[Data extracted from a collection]
+ + + +
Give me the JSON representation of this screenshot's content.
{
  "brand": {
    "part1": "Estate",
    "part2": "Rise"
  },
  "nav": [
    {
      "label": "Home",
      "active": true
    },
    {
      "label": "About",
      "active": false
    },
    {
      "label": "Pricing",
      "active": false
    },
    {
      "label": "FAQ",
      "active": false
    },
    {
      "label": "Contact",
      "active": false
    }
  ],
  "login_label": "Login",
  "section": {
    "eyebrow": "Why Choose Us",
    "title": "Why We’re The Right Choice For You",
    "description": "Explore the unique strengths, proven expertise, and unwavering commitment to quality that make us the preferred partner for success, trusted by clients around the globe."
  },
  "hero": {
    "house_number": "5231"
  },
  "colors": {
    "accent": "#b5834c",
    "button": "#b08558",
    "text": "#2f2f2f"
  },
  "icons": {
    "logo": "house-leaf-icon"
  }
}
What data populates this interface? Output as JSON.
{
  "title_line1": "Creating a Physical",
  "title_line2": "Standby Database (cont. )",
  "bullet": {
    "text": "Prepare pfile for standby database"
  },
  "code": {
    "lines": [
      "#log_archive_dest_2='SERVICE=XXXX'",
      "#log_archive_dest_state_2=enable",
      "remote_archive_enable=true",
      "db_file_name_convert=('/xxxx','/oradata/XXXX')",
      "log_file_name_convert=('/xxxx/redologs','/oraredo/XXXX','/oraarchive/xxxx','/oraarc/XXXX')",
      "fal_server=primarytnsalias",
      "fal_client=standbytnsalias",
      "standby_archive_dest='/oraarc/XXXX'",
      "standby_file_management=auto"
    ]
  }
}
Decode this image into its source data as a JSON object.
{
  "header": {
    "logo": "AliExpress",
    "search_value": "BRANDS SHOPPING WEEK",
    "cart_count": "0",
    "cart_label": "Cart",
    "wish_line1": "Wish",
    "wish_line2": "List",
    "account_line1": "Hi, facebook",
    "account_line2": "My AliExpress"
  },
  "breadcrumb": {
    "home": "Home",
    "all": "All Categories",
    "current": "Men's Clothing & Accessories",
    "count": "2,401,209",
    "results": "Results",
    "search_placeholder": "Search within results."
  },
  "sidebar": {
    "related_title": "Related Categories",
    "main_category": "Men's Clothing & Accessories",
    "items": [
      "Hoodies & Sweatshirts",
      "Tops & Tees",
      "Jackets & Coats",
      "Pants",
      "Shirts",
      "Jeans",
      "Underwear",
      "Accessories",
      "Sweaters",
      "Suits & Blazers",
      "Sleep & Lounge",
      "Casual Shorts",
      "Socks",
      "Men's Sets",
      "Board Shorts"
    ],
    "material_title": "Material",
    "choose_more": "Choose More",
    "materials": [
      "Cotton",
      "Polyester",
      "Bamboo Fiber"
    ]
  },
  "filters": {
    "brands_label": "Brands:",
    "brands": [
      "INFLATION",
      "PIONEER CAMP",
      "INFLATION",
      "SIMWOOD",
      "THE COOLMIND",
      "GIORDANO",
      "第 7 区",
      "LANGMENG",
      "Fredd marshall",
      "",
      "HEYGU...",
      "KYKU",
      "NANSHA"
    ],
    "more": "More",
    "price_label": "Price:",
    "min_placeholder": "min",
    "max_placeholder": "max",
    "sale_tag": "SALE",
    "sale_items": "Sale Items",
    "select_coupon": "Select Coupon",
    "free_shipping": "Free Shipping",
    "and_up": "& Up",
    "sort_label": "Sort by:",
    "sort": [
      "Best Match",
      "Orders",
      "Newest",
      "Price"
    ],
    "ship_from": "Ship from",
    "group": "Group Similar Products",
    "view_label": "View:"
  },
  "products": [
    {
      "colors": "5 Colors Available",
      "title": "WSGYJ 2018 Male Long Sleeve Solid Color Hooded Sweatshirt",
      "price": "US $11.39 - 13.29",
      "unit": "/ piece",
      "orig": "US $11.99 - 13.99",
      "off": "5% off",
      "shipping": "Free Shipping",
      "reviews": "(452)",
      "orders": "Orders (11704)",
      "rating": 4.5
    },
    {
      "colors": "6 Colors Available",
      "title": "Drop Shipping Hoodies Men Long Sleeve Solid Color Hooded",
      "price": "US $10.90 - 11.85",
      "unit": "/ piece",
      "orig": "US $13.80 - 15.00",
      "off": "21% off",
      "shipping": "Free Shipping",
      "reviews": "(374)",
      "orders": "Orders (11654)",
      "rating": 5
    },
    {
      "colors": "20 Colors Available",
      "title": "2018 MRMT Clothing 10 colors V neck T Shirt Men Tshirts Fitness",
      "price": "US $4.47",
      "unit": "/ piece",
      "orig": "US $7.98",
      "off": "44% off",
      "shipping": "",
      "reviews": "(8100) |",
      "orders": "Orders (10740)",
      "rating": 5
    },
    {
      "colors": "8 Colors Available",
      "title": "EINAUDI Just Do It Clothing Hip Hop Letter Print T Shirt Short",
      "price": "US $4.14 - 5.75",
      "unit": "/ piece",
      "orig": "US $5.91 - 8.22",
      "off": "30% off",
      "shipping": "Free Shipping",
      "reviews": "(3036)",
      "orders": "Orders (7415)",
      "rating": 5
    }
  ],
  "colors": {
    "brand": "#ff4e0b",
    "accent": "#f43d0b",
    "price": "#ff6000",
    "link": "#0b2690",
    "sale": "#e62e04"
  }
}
+ + + +
Given exercise – Write out all the data again, exactly as it appears.

Answer to this task –
Give me the JSON representation of this screenshot's content.
{
  "brand": {
    "part1": "Estate",
    "part2": "Rise"
  },
  "nav": [
    {
      "label": "Home",
      "active": true
    },
    {
      "label": "About",
      "active": false
    },
    {
      "label": "Pricing",
      "active": false
    },
    {
      "label": "FAQ",
      "active": false
    },
    {
      "label": "Contact",
      "active": false
    }
  ],
  "login_label": "Login",
  "section": {
    "eyebrow": "Why Choose Us",
    "title": "Why We’re The Right Choice For You",
    "description": "Explore the unique strengths, proven expertise, and unwavering commitment to quality that make us the preferred partner for success, trusted by clients around the globe."
  },
  "hero": {
    "house_number": "5231"
  },
  "colors": {
    "accent": "#b5834c",
    "button": "#b08558",
    "text": "#2f2f2f"
  },
  "icons": {
    "logo": "house-leaf-icon"
  }
}
What data populates this interface? Output as JSON.
{
  "title_line1": "Creating a Physical",
  "title_line2": "Standby Database (cont. )",
  "bullet": {
    "text": "Prepare pfile for standby database"
  },
  "code": {
    "lines": [
      "#log_archive_dest_2='SERVICE=XXXX'",
      "#log_archive_dest_state_2=enable",
      "remote_archive_enable=true",
      "db_file_name_convert=('/xxxx','/oradata/XXXX')",
      "log_file_name_convert=('/xxxx/redologs','/oraredo/XXXX','/oraarchive/xxxx','/oraarc/XXXX')",
      "fal_server=primarytnsalias",
      "fal_client=standbytnsalias",
      "standby_archive_dest='/oraarc/XXXX'",
      "standby_file_management=auto"
    ]
  }
}
Decode this image into its source data as a JSON object.
{
  "header": {
    "logo": "AliExpress",
    "search_value": "BRANDS SHOPPING WEEK",
    "cart_count": "0",
    "cart_label": "Cart",
    "wish_line1": "Wish",
    "wish_line2": "List",
    "account_line1": "Hi, facebook",
    "account_line2": "My AliExpress"
  },
  "breadcrumb": {
    "home": "Home",
    "all": "All Categories",
    "current": "Men's Clothing & Accessories",
    "count": "2,401,209",
    "results": "Results",
    "search_placeholder": "Search within results."
  },
  "sidebar": {
    "related_title": "Related Categories",
    "main_category": "Men's Clothing & Accessories",
    "items": [
      "Hoodies & Sweatshirts",
      "Tops & Tees",
      "Jackets & Coats",
      "Pants",
      "Shirts",
      "Jeans",
      "Underwear",
      "Accessories",
      "Sweaters",
      "Suits & Blazers",
      "Sleep & Lounge",
      "Casual Shorts",
      "Socks",
      "Men's Sets",
      "Board Shorts"
    ],
    "material_title": "Material",
    "choose_more": "Choose More",
    "materials": [
      "Cotton",
      "Polyester",
      "Bamboo Fiber"
    ]
  },
  "filters": {
    "brands_label": "Brands:",
    "brands": [
      "INFLATION",
      "PIONEER CAMP",
      "INFLATION",
      "SIMWOOD",
      "THE COOLMIND",
      "GIORDANO",
      "第 7 区",
      "LANGMENG",
      "Fredd marshall",
      "",
      "HEYGU...",
      "KYKU",
      "NANSHA"
    ],
    "more": "More",
    "price_label": "Price:",
    "min_placeholder": "min",
    "max_placeholder": "max",
    "sale_tag": "SALE",
    "sale_items": "Sale Items",
    "select_coupon": "Select Coupon",
    "free_shipping": "Free Shipping",
    "and_up": "& Up",
    "sort_label": "Sort by:",
    "sort": [
      "Best Match",
      "Orders",
      "Newest",
      "Price"
    ],
    "ship_from": "Ship from",
    "group": "Group Similar Products",
    "view_label": "View:"
  },
  "products": [
    {
      "colors": "5 Colors Available",
      "title": "WSGYJ 2018 Male Long Sleeve Solid Color Hooded Sweatshirt",
      "price": "US $11.39 - 13.29",
      "unit": "/ piece",
      "orig": "US $11.99 - 13.99",
      "off": "5% off",
      "shipping": "Free Shipping",
      "reviews": "(452)",
      "orders": "Orders (11704)",
      "rating": 4.5
    },
    {
      "colors": "6 Colors Available",
      "title": "Drop Shipping Hoodies Men Long Sleeve Solid Color Hooded",
      "price": "US $10.90 - 11.85",
      "unit": "/ piece",
      "orig": "US $13.80 - 15.00",
      "off": "21% off",
      "shipping": "Free Shipping",
      "reviews": "(374)",
      "orders": "Orders (11654)",
      "rating": 5
    },
    {
      "colors": "20 Colors Available",
      "title": "2018 MRMT Clothing 10 colors V neck T Shirt Men Tshirts Fitness",
      "price": "US $4.47",
      "unit": "/ piece",
      "orig": "US $7.98",
      "off": "44% off",
      "shipping": "",
      "reviews": "(8100) |",
      "orders": "Orders (10740)",
      "rating": 5
    },
    {
      "colors": "8 Colors Available",
      "title": "EINAUDI Just Do It Clothing Hip Hop Letter Print T Shirt Short",
      "price": "US $4.14 - 5.75",
      "unit": "/ piece",
      "orig": "US $5.91 - 8.22",
      "off": "30% off",
      "shipping": "Free Shipping",
      "reviews": "(3036)",
      "orders": "Orders (7415)",
      "rating": 5
    }
  ],
  "colors": {
    "brand": "#ff4e0b",
    "accent": "#f43d0b",
    "price": "#ff6000",
    "link": "#0b2690",
    "sale": "#e62e04"
  }
}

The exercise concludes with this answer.